#### CHALLENGE
How many lines of the data include the string "کیفیت"? State the number and nothing else.

#### Records from a collection
■ ■ ■ ■ ■ ■ ■

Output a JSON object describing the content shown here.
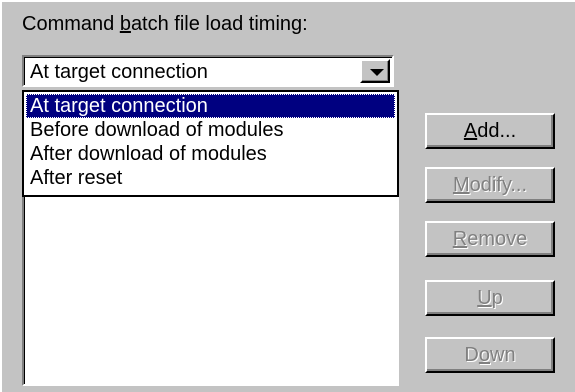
{
  "label": {
    "prefix": "Command ",
    "mnemonic": "b",
    "suffix": "atch file load timing:"
  },
  "combo": {
    "selected": "At target connection"
  },
  "dropdown": {
    "options": [
      "At target connection",
      "Before download of modules",
      "After download of modules",
      "After reset"
    ],
    "selected_index": 0
  },
  "buttons": {
    "add": {
      "mnemonic": "A",
      "rest": "dd...",
      "enabled": true
    },
    "modify": {
      "mnemonic": "M",
      "rest": "odify...",
      "enabled": false
    },
    "remove": {
      "mnemonic": "R",
      "rest": "emove",
      "enabled": false
    },
    "up": {
      "mnemonic": "U",
      "rest": "p",
      "enabled": false
    },
    "down": {
      "before": "D",
      "mnemonic": "o",
      "rest": "wn",
      "enabled": false
    }
  }
}
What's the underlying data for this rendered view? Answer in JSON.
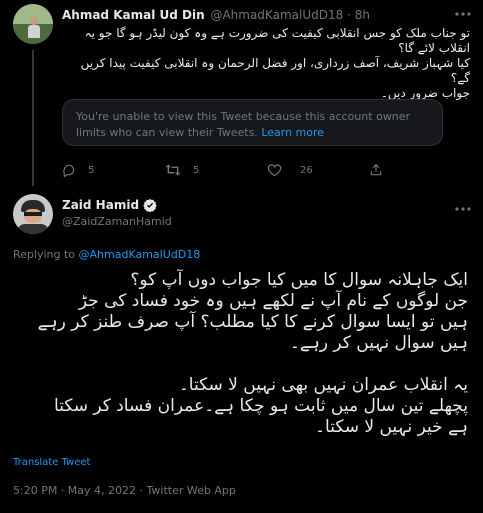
{
  "tweet1": {
    "author_name": "Ahmad Kamal Ud Din",
    "author_handle": "@AhmadKamalUdD18",
    "separator": "·",
    "time_ago": "8h",
    "text_lines": [
      "تو جناب ملک کو جس انقلابی کیفیت کی ضرورت ہے وہ کون لیڈر ہو گا جو یہ",
      "انقلاب لائے گا؟",
      "کیا شہباز شریف، آصف زرداری، اور فضل الرحمان وہ انقلابی کیفیت پیدا کریں گے؟",
      "جواب ضرور دیں۔"
    ],
    "notice_text": "You're unable to view this Tweet because this account owner limits who can view their Tweets.",
    "notice_link": "Learn more",
    "actions": {
      "replies": "5",
      "retweets": "5",
      "likes": "26"
    }
  },
  "tweet2": {
    "author_name": "Zaid Hamid",
    "author_handle": "@ZaidZamanHamid",
    "replying_prefix": "Replying to",
    "replying_handle": "@AhmadKamalUdD18",
    "text_lines": [
      "ایک جاہلانہ سوال کا میں کیا جواب دوں آپ کو؟",
      "جن لوگوں کے نام آپ نے لکھے ہیں وہ خود فساد کی جڑ",
      "ہیں تو ایسا سوال کرنے کا کیا مطلب؟ آپ صرف طنز کر رہے",
      "ہیں سوال نہیں کر رہے۔",
      "",
      "یہ انقلاب عمران نہیں بھی نہیں لا سکتا۔",
      "پچھلے تین سال میں ثابت ہو چکا ہے۔عمران فساد کر سکتا",
      "ہے خیر نہیں لا سکتا۔"
    ],
    "translate_label": "Translate Tweet",
    "timestamp": "5:20 PM · May 4, 2022 · Twitter Web App"
  },
  "colors": {
    "background": "#000000",
    "text": "#e7e9ea",
    "muted": "#71767b",
    "accent": "#1d9bf0"
  },
  "icons": [
    "avatar",
    "more-icon",
    "reply-icon",
    "retweet-icon",
    "like-icon",
    "share-icon",
    "verified-badge-icon"
  ]
}
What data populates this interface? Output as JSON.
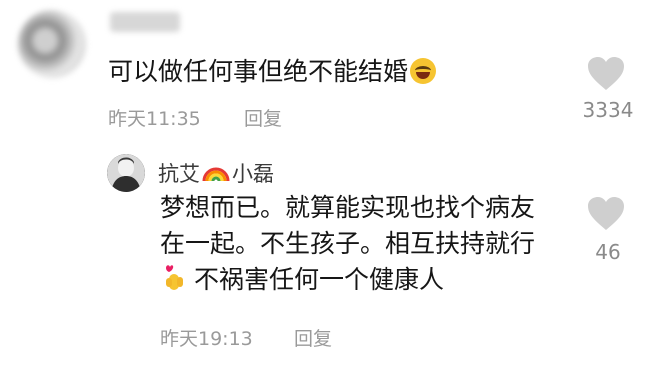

■ ■ ■ ■ ■ ■ ■

#### WRITTEN REPLY
2